**SET TASK**
Filter the entries that follow, copying every line in which the word "this" appears.

**ENTRIES**

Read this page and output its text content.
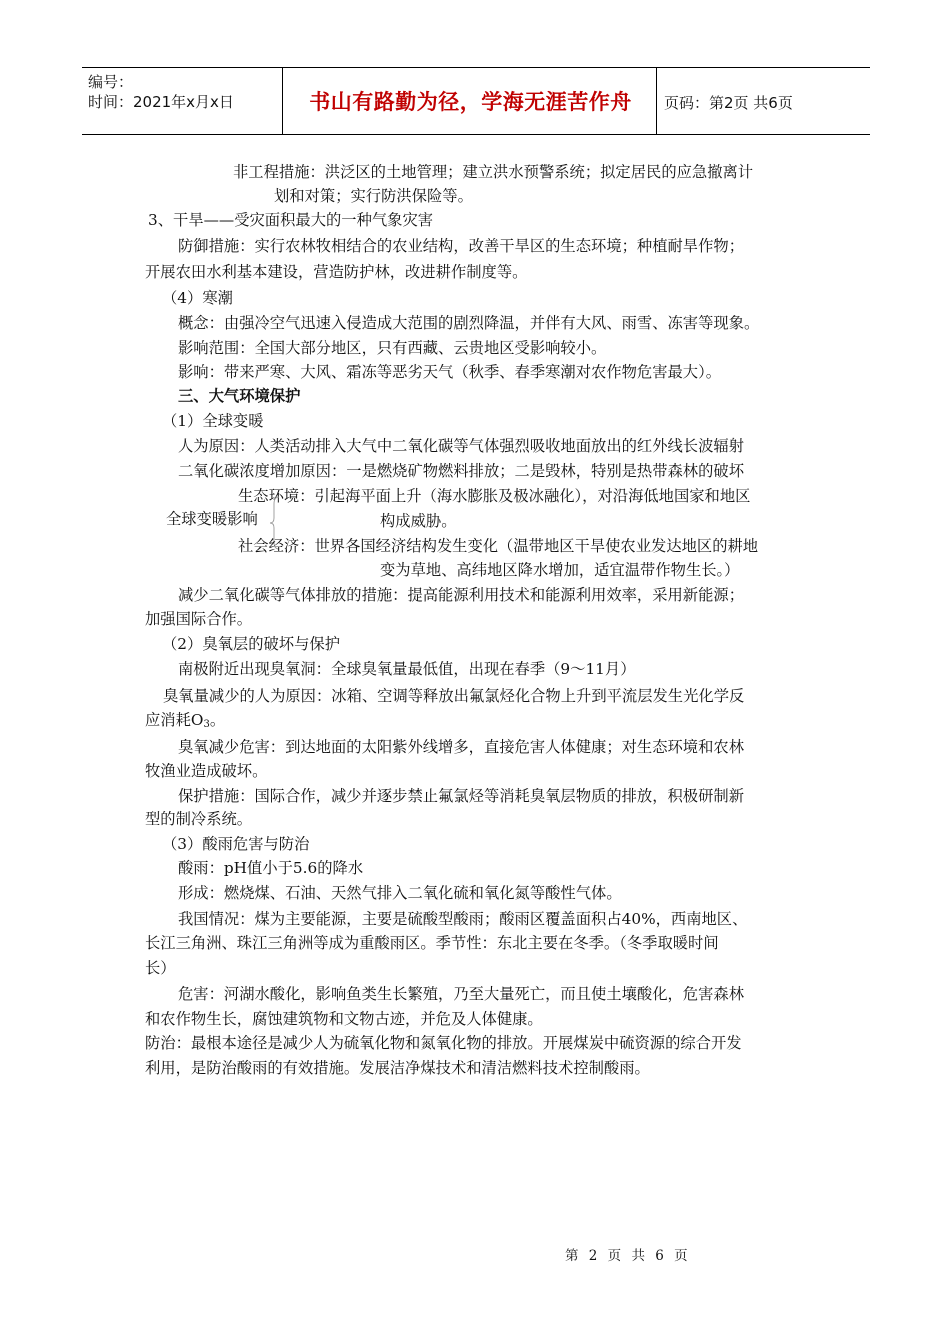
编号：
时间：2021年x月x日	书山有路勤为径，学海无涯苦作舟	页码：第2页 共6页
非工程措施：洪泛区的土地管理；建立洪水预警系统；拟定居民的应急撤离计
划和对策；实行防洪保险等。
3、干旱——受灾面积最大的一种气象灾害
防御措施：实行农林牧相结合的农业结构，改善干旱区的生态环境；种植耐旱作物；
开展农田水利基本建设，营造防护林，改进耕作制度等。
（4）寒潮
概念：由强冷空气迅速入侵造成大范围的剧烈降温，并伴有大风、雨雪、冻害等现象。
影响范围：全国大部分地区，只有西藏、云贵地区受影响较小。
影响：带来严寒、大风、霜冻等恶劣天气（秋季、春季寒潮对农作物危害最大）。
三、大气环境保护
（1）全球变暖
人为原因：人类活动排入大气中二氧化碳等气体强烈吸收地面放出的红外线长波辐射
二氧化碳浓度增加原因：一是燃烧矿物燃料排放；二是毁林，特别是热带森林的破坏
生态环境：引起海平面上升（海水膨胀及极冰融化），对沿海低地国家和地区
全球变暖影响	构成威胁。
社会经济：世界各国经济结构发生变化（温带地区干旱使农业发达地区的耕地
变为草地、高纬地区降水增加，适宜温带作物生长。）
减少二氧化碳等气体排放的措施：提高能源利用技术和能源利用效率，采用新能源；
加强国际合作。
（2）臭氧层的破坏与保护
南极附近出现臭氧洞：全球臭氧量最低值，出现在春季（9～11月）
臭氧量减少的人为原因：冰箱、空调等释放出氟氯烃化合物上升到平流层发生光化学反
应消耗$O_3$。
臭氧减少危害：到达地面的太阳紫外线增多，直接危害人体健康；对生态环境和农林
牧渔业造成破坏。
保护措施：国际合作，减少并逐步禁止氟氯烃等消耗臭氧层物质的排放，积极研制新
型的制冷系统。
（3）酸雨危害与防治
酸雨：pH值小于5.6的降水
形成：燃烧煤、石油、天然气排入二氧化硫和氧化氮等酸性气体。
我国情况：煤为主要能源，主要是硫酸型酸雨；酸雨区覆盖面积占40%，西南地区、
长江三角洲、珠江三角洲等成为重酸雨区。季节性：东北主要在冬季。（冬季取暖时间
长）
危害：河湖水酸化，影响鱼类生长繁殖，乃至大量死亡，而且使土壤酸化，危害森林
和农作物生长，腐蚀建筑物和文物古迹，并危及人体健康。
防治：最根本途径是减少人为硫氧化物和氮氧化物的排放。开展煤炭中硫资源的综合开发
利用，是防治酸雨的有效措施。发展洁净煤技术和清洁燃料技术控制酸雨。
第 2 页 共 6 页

* * *

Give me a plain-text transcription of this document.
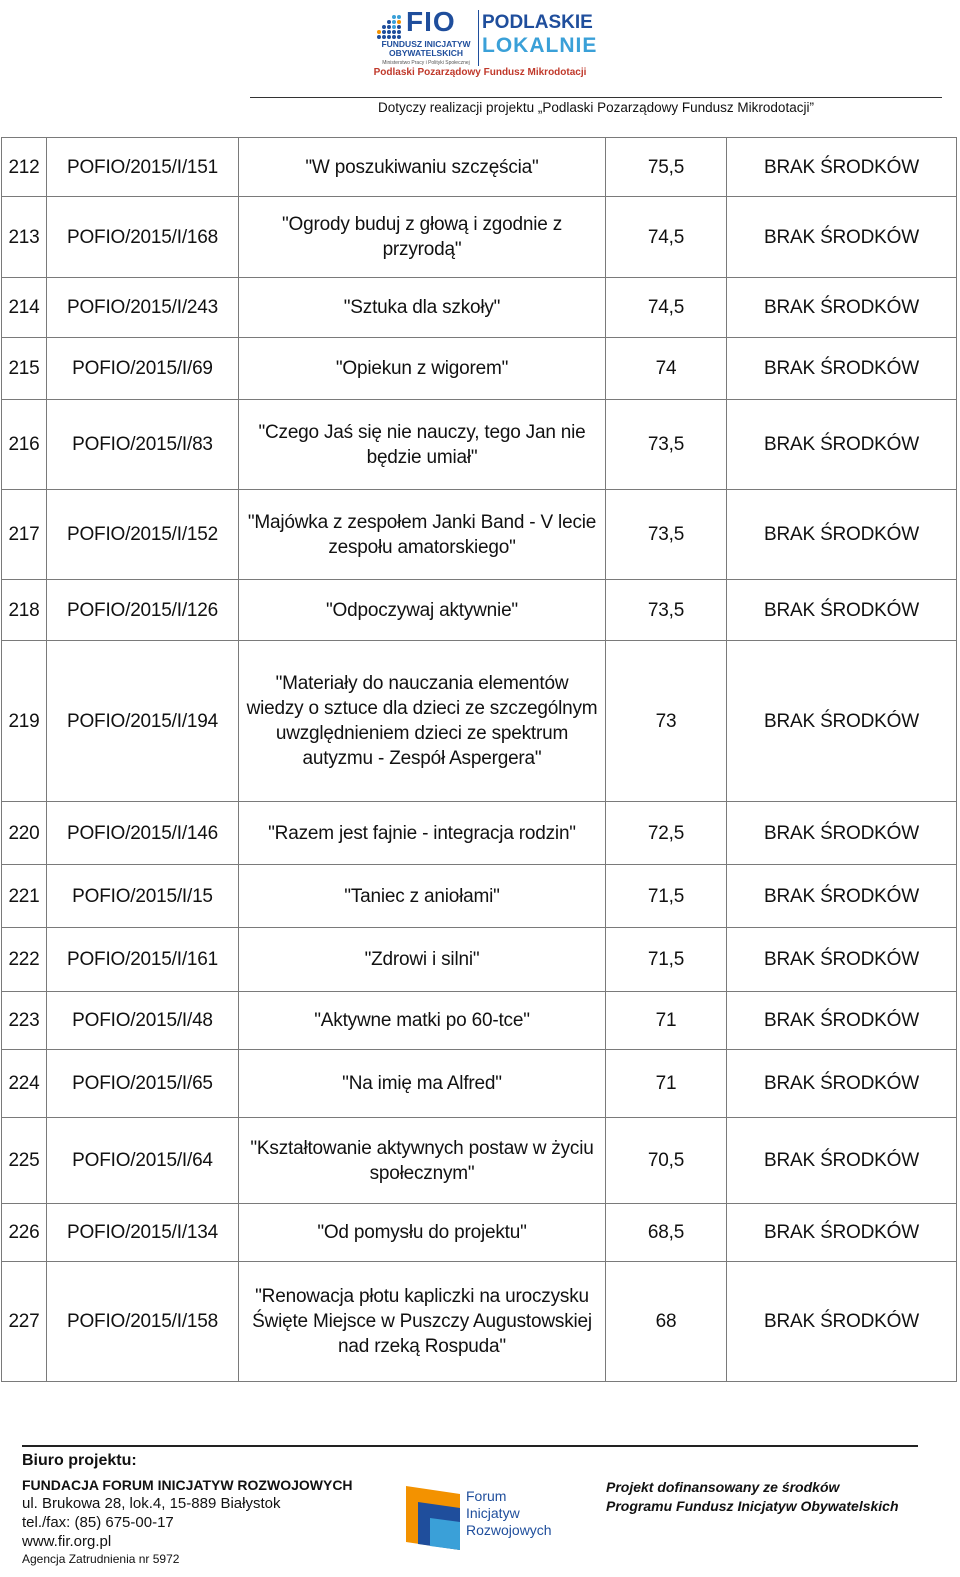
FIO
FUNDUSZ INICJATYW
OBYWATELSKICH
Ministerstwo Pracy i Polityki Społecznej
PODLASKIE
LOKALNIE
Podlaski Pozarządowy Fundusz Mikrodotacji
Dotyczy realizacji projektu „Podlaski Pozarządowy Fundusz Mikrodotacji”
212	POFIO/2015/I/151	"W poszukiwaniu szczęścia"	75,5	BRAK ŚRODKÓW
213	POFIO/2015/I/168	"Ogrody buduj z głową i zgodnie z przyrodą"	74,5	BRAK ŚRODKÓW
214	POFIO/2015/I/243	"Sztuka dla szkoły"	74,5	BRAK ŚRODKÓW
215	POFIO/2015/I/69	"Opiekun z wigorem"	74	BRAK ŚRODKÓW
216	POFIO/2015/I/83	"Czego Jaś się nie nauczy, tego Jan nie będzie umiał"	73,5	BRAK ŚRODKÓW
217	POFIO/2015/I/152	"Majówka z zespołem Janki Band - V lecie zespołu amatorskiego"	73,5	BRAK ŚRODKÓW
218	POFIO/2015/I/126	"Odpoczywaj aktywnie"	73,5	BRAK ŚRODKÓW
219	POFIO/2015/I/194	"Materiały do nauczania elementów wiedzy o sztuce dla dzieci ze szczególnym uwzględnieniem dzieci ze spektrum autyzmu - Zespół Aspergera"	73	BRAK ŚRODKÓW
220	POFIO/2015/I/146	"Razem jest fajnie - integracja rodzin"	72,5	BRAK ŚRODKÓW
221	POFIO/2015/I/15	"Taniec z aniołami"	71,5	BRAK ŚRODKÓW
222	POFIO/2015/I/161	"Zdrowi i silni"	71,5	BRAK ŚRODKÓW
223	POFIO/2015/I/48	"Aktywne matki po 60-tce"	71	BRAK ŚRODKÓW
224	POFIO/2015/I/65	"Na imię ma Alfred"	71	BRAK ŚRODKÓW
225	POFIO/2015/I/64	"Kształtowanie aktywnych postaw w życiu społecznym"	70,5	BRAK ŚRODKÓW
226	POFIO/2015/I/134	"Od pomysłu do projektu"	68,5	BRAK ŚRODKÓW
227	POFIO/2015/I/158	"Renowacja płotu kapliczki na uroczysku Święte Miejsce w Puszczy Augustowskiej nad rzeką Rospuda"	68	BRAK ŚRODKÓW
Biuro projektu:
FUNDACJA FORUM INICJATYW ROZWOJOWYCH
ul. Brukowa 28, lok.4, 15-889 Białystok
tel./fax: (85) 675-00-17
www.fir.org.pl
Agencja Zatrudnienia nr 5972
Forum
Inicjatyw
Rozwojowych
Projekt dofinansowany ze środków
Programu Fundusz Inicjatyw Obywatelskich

**THE COMPLETED TASK**
Read this page and output its text content.
Give me a plain-text transcription of this document.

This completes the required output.